Exercise prompt: Report how many lines of these entries hold the string "arXiv"; reply with the number alone.

## Start Given records

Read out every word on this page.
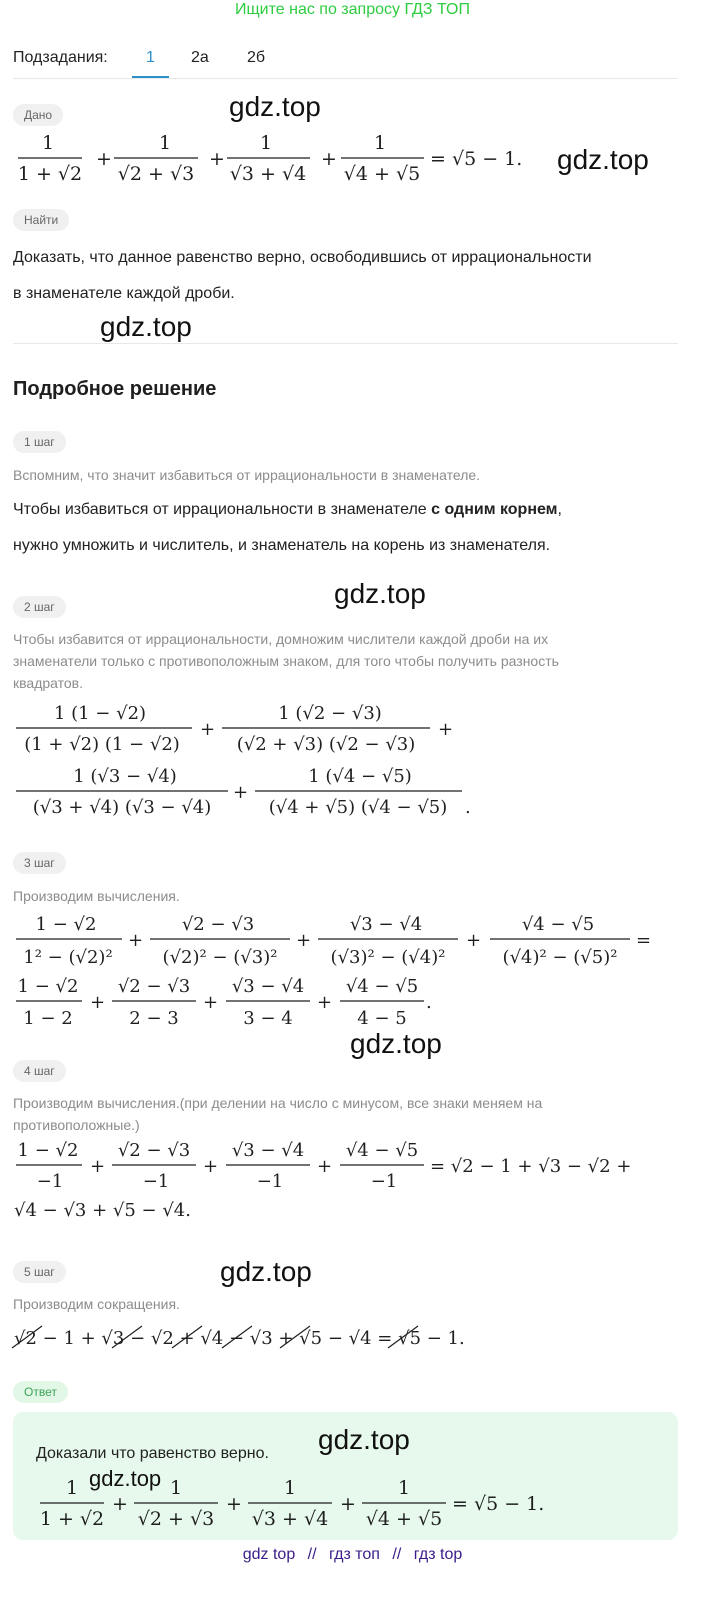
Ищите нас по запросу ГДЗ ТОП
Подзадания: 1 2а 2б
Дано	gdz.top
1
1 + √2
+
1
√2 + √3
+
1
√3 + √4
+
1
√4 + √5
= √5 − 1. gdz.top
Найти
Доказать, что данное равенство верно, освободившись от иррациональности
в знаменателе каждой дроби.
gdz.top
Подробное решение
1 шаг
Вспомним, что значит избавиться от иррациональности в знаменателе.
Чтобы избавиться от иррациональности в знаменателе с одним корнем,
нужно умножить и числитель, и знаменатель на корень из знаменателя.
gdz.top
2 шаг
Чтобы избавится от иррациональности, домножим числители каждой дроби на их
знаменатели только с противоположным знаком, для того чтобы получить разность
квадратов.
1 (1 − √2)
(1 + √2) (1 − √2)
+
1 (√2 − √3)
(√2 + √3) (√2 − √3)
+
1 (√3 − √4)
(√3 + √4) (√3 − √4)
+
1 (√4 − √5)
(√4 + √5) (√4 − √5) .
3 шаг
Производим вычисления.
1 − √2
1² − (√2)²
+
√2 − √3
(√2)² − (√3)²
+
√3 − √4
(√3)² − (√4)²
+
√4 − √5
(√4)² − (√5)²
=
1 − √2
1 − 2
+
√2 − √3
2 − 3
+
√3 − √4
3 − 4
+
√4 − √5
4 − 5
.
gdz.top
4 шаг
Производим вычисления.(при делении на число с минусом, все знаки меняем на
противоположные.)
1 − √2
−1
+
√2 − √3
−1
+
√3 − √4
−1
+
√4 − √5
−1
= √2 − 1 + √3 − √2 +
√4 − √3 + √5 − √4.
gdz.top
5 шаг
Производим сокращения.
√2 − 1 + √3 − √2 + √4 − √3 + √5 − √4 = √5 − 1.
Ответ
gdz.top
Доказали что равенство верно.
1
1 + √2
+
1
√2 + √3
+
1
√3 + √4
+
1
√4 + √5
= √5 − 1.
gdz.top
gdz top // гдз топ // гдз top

## End Given records
## Start Given records

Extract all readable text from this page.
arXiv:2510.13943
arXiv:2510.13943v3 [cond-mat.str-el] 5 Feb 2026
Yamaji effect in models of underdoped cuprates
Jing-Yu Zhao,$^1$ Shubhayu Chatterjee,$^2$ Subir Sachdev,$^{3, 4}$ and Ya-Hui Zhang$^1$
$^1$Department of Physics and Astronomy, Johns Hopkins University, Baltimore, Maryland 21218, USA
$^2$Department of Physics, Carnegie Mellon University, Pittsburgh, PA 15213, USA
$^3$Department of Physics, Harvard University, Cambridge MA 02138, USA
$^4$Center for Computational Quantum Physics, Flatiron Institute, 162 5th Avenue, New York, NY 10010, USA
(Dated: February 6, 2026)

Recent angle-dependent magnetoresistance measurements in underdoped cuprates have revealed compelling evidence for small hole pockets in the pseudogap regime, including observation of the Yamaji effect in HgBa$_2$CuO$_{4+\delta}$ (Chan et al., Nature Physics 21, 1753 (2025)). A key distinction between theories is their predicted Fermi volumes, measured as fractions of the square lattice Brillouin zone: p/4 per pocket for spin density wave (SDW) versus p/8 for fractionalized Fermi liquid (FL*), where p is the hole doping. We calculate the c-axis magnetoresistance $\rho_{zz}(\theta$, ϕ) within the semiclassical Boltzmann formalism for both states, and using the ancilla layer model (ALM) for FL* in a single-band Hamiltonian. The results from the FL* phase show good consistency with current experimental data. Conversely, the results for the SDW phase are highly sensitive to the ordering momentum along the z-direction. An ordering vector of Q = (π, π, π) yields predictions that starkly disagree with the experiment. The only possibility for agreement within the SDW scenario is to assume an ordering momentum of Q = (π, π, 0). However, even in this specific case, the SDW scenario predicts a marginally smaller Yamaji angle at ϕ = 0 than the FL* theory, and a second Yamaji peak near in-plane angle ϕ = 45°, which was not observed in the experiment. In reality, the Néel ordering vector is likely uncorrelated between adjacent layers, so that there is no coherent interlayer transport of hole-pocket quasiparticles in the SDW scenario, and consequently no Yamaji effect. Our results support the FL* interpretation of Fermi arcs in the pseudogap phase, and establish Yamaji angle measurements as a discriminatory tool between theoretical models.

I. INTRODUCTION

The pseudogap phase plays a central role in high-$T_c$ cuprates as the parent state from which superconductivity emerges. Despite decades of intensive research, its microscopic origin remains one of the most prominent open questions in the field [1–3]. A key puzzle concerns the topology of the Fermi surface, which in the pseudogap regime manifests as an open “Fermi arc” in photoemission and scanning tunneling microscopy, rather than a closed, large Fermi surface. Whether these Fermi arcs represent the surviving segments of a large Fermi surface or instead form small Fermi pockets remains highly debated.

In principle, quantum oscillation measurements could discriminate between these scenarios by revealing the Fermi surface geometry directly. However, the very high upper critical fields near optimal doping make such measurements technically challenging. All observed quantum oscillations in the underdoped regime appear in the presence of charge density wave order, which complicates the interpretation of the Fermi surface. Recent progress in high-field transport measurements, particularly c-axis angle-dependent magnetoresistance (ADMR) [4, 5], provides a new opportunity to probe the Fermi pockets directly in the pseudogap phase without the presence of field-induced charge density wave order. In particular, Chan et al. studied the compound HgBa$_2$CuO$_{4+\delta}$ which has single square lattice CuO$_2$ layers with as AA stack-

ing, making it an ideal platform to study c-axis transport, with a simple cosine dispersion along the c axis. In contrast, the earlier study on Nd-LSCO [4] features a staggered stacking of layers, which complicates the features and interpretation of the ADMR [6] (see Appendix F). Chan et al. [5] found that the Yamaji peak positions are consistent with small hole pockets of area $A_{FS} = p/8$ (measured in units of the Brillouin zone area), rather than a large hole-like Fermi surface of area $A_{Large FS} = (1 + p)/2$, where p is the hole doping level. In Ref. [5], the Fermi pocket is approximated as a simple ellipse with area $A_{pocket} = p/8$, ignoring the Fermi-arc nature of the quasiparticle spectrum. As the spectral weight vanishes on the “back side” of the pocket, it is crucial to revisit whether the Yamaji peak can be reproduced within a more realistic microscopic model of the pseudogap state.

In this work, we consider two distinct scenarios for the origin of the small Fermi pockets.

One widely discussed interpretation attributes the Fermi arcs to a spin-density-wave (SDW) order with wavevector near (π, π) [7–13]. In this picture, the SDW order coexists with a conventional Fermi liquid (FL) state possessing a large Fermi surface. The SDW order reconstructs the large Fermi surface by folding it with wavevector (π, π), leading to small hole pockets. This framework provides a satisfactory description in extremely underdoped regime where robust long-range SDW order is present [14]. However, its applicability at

## End Given records

Result for this exercise: 2